↓↓↓

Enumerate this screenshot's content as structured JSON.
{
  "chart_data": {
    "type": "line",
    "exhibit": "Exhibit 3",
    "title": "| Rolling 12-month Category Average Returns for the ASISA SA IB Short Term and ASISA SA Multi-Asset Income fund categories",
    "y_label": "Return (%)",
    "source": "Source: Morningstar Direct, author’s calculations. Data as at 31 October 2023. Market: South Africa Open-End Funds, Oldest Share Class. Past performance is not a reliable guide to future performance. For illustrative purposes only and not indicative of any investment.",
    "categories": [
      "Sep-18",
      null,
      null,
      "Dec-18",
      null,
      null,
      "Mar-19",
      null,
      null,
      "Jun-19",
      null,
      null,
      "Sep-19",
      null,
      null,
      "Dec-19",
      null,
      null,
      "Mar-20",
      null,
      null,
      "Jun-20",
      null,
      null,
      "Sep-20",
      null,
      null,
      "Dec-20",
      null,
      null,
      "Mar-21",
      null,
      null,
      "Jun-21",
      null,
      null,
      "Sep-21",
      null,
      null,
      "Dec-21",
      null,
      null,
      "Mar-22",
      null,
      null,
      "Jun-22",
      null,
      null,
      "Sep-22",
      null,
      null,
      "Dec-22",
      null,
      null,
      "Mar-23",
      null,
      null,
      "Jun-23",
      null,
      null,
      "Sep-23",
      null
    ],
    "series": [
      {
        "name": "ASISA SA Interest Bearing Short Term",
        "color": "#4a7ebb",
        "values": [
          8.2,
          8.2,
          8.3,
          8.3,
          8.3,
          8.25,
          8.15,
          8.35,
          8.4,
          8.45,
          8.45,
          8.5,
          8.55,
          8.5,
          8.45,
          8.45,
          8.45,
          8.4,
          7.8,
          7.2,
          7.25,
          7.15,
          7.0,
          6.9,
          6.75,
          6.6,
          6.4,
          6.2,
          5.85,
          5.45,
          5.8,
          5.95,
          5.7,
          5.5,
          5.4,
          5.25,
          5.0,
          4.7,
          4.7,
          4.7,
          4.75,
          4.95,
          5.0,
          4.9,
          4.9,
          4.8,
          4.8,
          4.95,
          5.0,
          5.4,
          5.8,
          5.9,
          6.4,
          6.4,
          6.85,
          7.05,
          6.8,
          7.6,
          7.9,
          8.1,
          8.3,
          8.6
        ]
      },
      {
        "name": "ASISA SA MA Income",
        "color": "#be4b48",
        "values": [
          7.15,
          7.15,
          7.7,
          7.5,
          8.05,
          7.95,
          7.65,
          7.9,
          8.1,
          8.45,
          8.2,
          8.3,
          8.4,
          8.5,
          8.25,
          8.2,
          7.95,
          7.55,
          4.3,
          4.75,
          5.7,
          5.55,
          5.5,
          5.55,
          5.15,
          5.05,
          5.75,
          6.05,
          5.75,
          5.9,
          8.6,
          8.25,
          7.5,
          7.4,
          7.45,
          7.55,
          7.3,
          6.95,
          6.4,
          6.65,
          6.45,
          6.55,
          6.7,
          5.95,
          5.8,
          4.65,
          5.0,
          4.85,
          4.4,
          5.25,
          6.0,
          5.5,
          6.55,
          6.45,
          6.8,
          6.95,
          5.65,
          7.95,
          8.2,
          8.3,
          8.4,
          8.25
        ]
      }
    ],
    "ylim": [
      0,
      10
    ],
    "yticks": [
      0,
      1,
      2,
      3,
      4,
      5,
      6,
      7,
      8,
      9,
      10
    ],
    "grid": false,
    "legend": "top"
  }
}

↑↑↑
↓↓↓

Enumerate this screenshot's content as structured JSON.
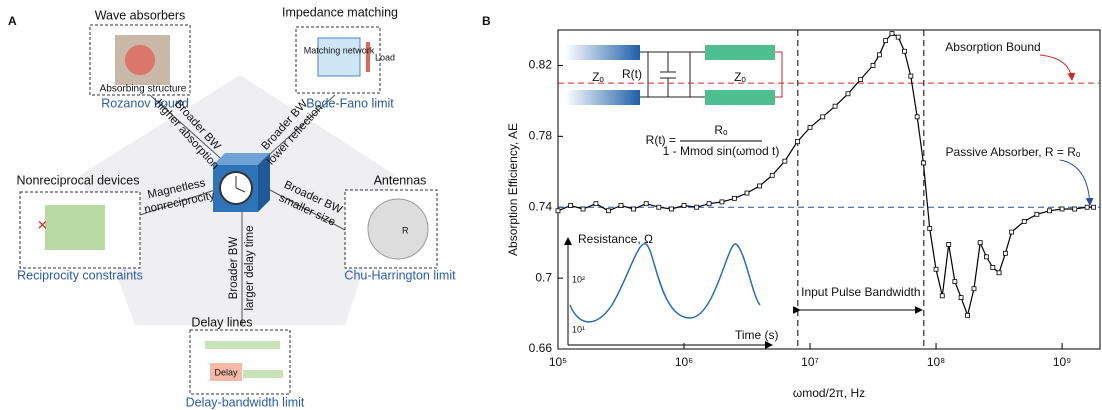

↑↑↑
↓↓↓

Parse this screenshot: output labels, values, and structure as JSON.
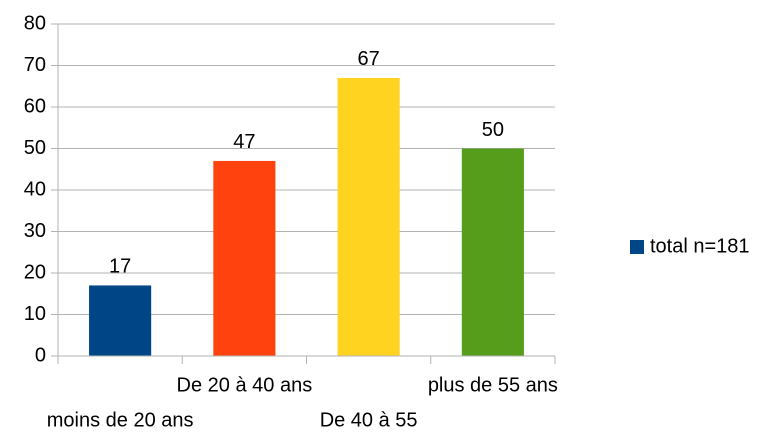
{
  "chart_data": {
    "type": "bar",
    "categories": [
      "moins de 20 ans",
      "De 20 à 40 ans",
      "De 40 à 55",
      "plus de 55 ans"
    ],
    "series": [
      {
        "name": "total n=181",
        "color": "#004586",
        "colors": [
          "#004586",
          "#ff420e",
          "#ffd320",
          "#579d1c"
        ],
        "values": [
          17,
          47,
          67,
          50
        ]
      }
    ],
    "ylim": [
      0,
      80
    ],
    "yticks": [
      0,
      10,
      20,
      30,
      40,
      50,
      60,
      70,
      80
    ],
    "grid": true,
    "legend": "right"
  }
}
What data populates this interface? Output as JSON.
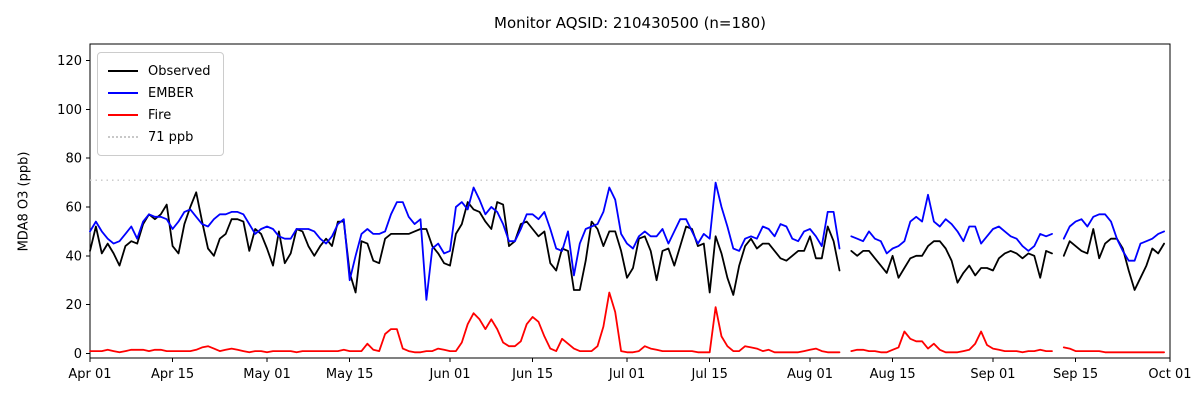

↑↑↑

Start with the line that includes "Parse this screenshot: output" and finish with the line that includes "What data populates": reproduce those lines exactly, nothing before or after, and omit any pictures.

Parse this screenshot: output labels, values, and structure as JSON.
{
  "chart_data": {
    "type": "bar",
    "categories": [
      "moins de 20 ans",
      "De 20 à 40 ans",
      "De 40 à 55",
      "plus de 55 ans"
    ],
    "series": [
      {
        "name": "total n=181",
        "color": "#004586",
        "colors": [
          "#004586",
          "#ff420e",
          "#ffd320",
          "#579d1c"
        ],
        "values": [
          17,
          47,
          67,
          50
        ]
      }
    ],
    "ylim": [
      0,
      80
    ],
    "yticks": [
      0,
      10,
      20,
      30,
      40,
      50,
      60,
      70,
      80
    ],
    "grid": true,
    "legend": "right"
  }
}
What data populates this interface? Output as JSON.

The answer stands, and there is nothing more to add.